== Data listing

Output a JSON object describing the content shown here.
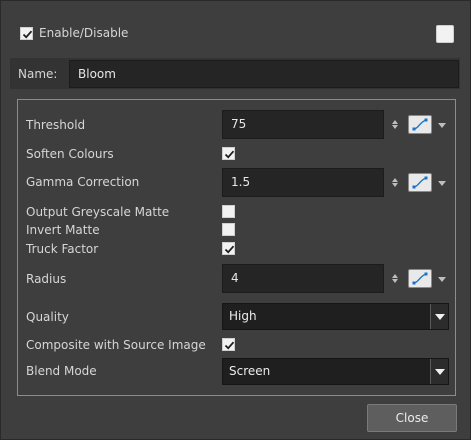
{
  "header": {
    "enable_label": "Enable/Disable",
    "enabled": true
  },
  "name_field": {
    "label": "Name:",
    "value": "Bloom"
  },
  "params": {
    "threshold": {
      "label": "Threshold",
      "value": "75"
    },
    "soften_colours": {
      "label": "Soften Colours",
      "checked": true
    },
    "gamma_correction": {
      "label": "Gamma Correction",
      "value": "1.5"
    },
    "output_greyscale_matte": {
      "label": "Output Greyscale Matte",
      "checked": false
    },
    "invert_matte": {
      "label": "Invert Matte",
      "checked": false
    },
    "truck_factor": {
      "label": "Truck Factor",
      "checked": true
    },
    "radius": {
      "label": "Radius",
      "value": "4"
    },
    "quality": {
      "label": "Quality",
      "value": "High"
    },
    "composite_with_source_image": {
      "label": "Composite with Source Image",
      "checked": true
    },
    "blend_mode": {
      "label": "Blend Mode",
      "value": "Screen"
    }
  },
  "footer": {
    "close_label": "Close"
  },
  "icons": {
    "function": "function-curve-icon",
    "spinner": "spinner-arrows-icon",
    "caret": "chevron-down-icon",
    "check": "checkmark-icon"
  },
  "colors": {
    "background": "#3e3e3e",
    "field_bg": "#252525",
    "dropdown_bg": "#1f1f1f",
    "function_accent": "#1a73c8"
  }
}
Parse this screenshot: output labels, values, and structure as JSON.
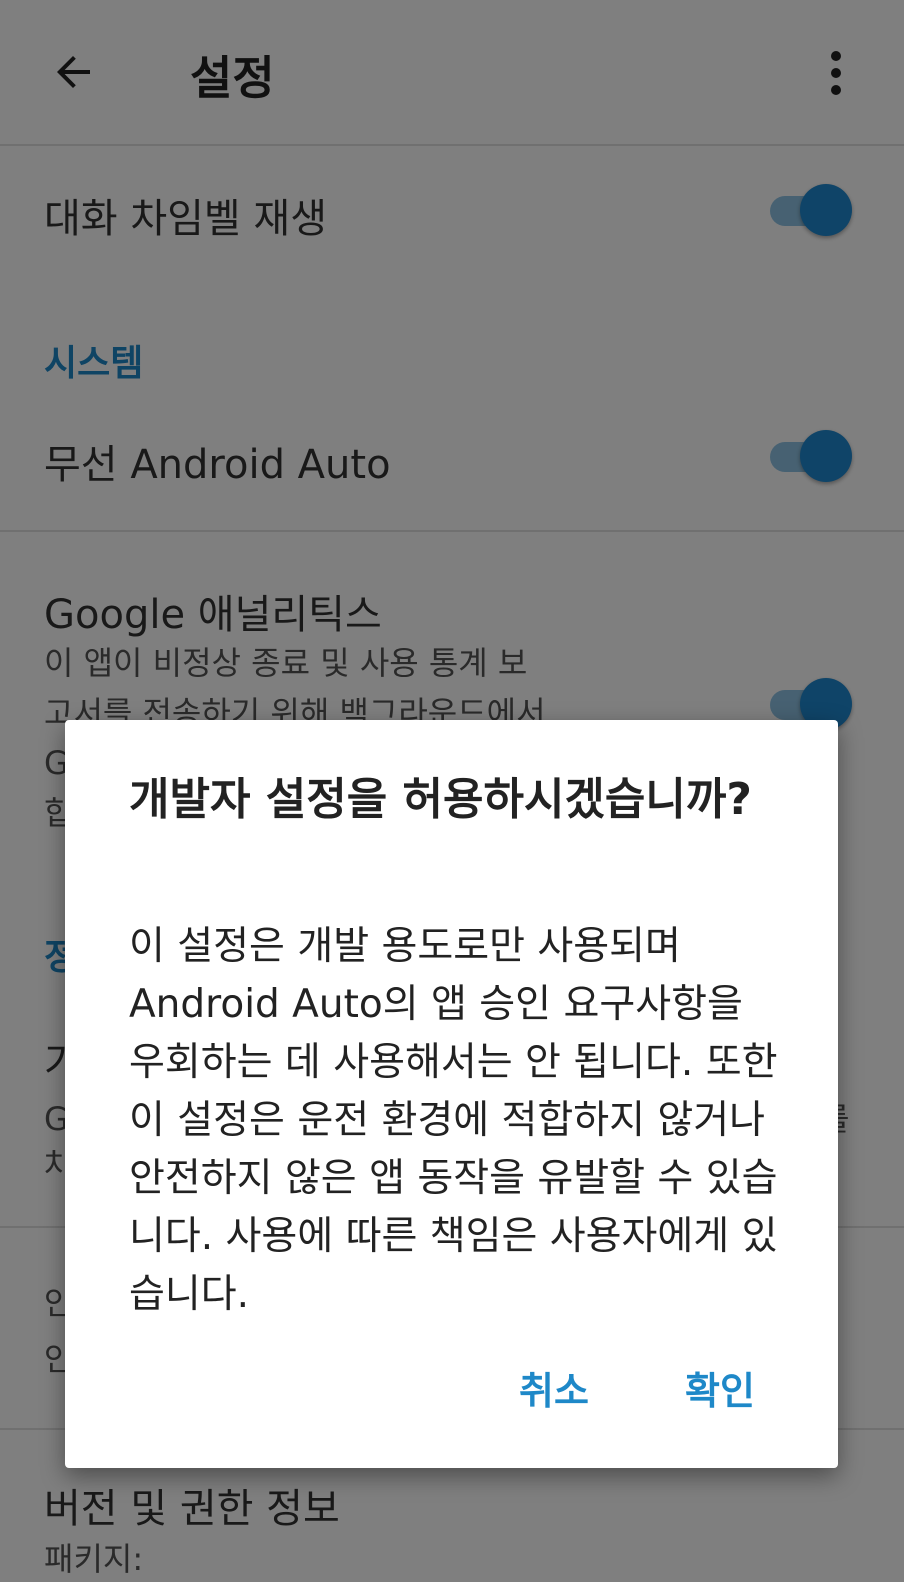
{
  "appbar": {
    "title": "설정",
    "back_icon": "arrow-left-icon",
    "more_icon": "more-vert-icon"
  },
  "settings": {
    "chime": {
      "title": "대화 차임벨 재생",
      "enabled": true
    },
    "system_header": "시스템",
    "wireless": {
      "title": "무선 Android Auto",
      "enabled": true
    },
    "analytics": {
      "title": "Google 애널리틱스",
      "summary_line1": "이 앱이 비정상 종료 및 사용 통계 보",
      "summary_line2": "고서를 전송하기 위해 백그라운드에서",
      "summary_line3": "G",
      "summary_line4": "합",
      "enabled": true
    },
    "partial": {
      "header_frag": "정",
      "line_a": "가",
      "line_b": "G",
      "line_b_end": "를",
      "line_c": "차",
      "line_d": "안",
      "line_e": "안"
    },
    "version": {
      "title": "버전 및 권한 정보",
      "summary": "패키지:"
    }
  },
  "dialog": {
    "title": "개발자 설정을 허용하시겠습니까?",
    "message": "이 설정은 개발 용도로만 사용되며 Android Auto의 앱 승인 요구사항을 우회하는 데 사용해서는 안 됩니다. 또한 이 설정은 운전 환경에 적합하지 않거나 안전하지 않은 앱 동작을 유발할 수 있습니다. 사용에 따른 책임은 사용자에게 있습니다.",
    "cancel_label": "취소",
    "ok_label": "확인"
  },
  "colors": {
    "accent": "#1e88c8",
    "switch_thumb": "#1e88d0",
    "switch_track": "#8fc3e4"
  }
}
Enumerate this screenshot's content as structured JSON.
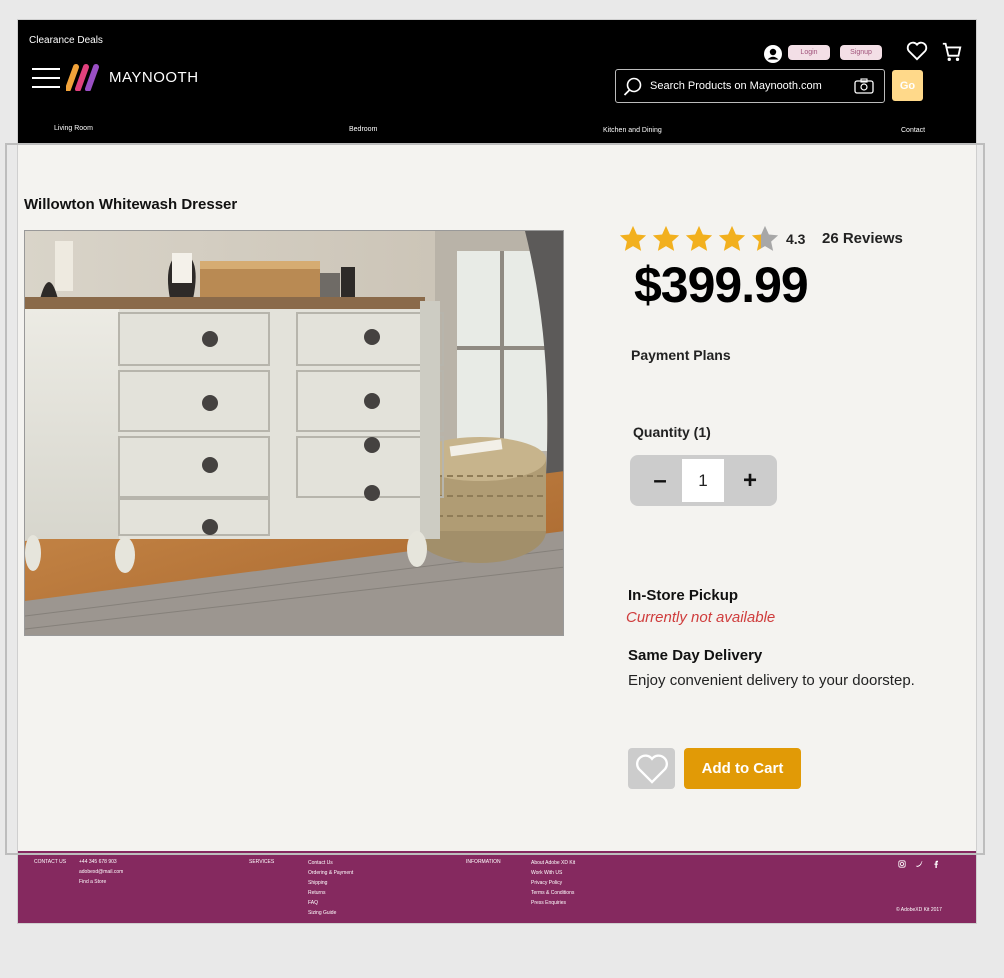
{
  "header": {
    "clearance": "Clearance Deals",
    "brand": "MAYNOOTH",
    "login": "Login",
    "signup": "Signup",
    "search_placeholder": "Search Products on Maynooth.com",
    "go": "Go",
    "nav": [
      "Living Room",
      "Bedroom",
      "Kitchen and Dining",
      "Contact"
    ]
  },
  "product": {
    "title": "Willowton Whitewash Dresser",
    "rating": "4.3",
    "rating_value": 4.3,
    "reviews": "26 Reviews",
    "price": "$399.99",
    "payment_plans": "Payment Plans",
    "quantity_label": "Quantity (1)",
    "quantity": "1",
    "minus": "–",
    "plus": "+",
    "pickup_title": "In-Store Pickup",
    "pickup_status": "Currently not available",
    "delivery_title": "Same Day Delivery",
    "delivery_text": "Enjoy convenient delivery to your doorstep.",
    "add_to_cart": "Add to Cart"
  },
  "footer": {
    "contact_us": "CONTACT US",
    "phone": "+44 345 678 903",
    "email": "adobexd@mail.com",
    "find_store": "Find a Store",
    "services": "SERVICES",
    "services_links": [
      "Contact Us",
      "Ordering & Payment",
      "Shipping",
      "Returns",
      "FAQ",
      "Sizing Guide"
    ],
    "information": "INFORMATION",
    "info_links": [
      "About Adobe XD Kit",
      "Work With US",
      "Privacy Policy",
      "Terms & Conditions",
      "Press Enquiries"
    ],
    "copyright": "© AdobeXD Kit 2017"
  },
  "colors": {
    "header_bg": "#000000",
    "accent": "#e19a06",
    "footer_bg": "#85295f",
    "star": "#f2b01e",
    "alert": "#cf3c3c"
  }
}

====

*Exercise aim:* The entries above are to be returned exactly, without their pictures.

*Result of the task:*
Output a JSON object describing the content shown here.
{
  "header": {
    "enable_label": "Enable/Disable",
    "enabled": true
  },
  "name_field": {
    "label": "Name:",
    "value": "Bloom"
  },
  "params": {
    "threshold": {
      "label": "Threshold",
      "value": "75"
    },
    "soften_colours": {
      "label": "Soften Colours",
      "checked": true
    },
    "gamma_correction": {
      "label": "Gamma Correction",
      "value": "1.5"
    },
    "output_greyscale_matte": {
      "label": "Output Greyscale Matte",
      "checked": false
    },
    "invert_matte": {
      "label": "Invert Matte",
      "checked": false
    },
    "truck_factor": {
      "label": "Truck Factor",
      "checked": true
    },
    "radius": {
      "label": "Radius",
      "value": "4"
    },
    "quality": {
      "label": "Quality",
      "value": "High"
    },
    "composite_with_source_image": {
      "label": "Composite with Source Image",
      "checked": true
    },
    "blend_mode": {
      "label": "Blend Mode",
      "value": "Screen"
    }
  },
  "footer": {
    "close_label": "Close"
  },
  "icons": {
    "function": "function-curve-icon",
    "spinner": "spinner-arrows-icon",
    "caret": "chevron-down-icon",
    "check": "checkmark-icon"
  },
  "colors": {
    "background": "#3e3e3e",
    "field_bg": "#252525",
    "dropdown_bg": "#1f1f1f",
    "function_accent": "#1a73c8"
  }
}
Parse this screenshot: output labels, values, and structure as JSON.
{
  "appbar": {
    "title": "설정",
    "back_icon": "arrow-left-icon",
    "more_icon": "more-vert-icon"
  },
  "settings": {
    "chime": {
      "title": "대화 차임벨 재생",
      "enabled": true
    },
    "system_header": "시스템",
    "wireless": {
      "title": "무선 Android Auto",
      "enabled": true
    },
    "analytics": {
      "title": "Google 애널리틱스",
      "summary_line1": "이 앱이 비정상 종료 및 사용 통계 보",
      "summary_line2": "고서를 전송하기 위해 백그라운드에서",
      "summary_line3": "G",
      "summary_line4": "합",
      "enabled": true
    },
    "partial": {
      "header_frag": "정",
      "line_a": "가",
      "line_b": "G",
      "line_b_end": "를",
      "line_c": "차",
      "line_d": "안",
      "line_e": "안"
    },
    "version": {
      "title": "버전 및 권한 정보",
      "summary": "패키지:"
    }
  },
  "dialog": {
    "title": "개발자 설정을 허용하시겠습니까?",
    "message": "이 설정은 개발 용도로만 사용되며 Android Auto의 앱 승인 요구사항을 우회하는 데 사용해서는 안 됩니다. 또한 이 설정은 운전 환경에 적합하지 않거나 안전하지 않은 앱 동작을 유발할 수 있습니다. 사용에 따른 책임은 사용자에게 있습니다.",
    "cancel_label": "취소",
    "ok_label": "확인"
  },
  "colors": {
    "accent": "#1e88c8",
    "switch_thumb": "#1e88d0",
    "switch_track": "#8fc3e4"
  }
}
Enumerate this screenshot's content as structured JSON.
{
  "header": {
    "clearance": "Clearance Deals",
    "brand": "MAYNOOTH",
    "login": "Login",
    "signup": "Signup",
    "search_placeholder": "Search Products on Maynooth.com",
    "go": "Go",
    "nav": [
      "Living Room",
      "Bedroom",
      "Kitchen and Dining",
      "Contact"
    ]
  },
  "product": {
    "title": "Willowton Whitewash Dresser",
    "rating": "4.3",
    "rating_value": 4.3,
    "reviews": "26 Reviews",
    "price": "$399.99",
    "payment_plans": "Payment Plans",
    "quantity_label": "Quantity (1)",
    "quantity": "1",
    "minus": "–",
    "plus": "+",
    "pickup_title": "In-Store Pickup",
    "pickup_status": "Currently not available",
    "delivery_title": "Same Day Delivery",
    "delivery_text": "Enjoy convenient delivery to your doorstep.",
    "add_to_cart": "Add to Cart"
  },
  "footer": {
    "contact_us": "CONTACT US",
    "phone": "+44 345 678 903",
    "email": "adobexd@mail.com",
    "find_store": "Find a Store",
    "services": "SERVICES",
    "services_links": [
      "Contact Us",
      "Ordering & Payment",
      "Shipping",
      "Returns",
      "FAQ",
      "Sizing Guide"
    ],
    "information": "INFORMATION",
    "info_links": [
      "About Adobe XD Kit",
      "Work With US",
      "Privacy Policy",
      "Terms & Conditions",
      "Press Enquiries"
    ],
    "copyright": "© AdobeXD Kit 2017"
  },
  "colors": {
    "header_bg": "#000000",
    "accent": "#e19a06",
    "footer_bg": "#85295f",
    "star": "#f2b01e",
    "alert": "#cf3c3c"
  }
}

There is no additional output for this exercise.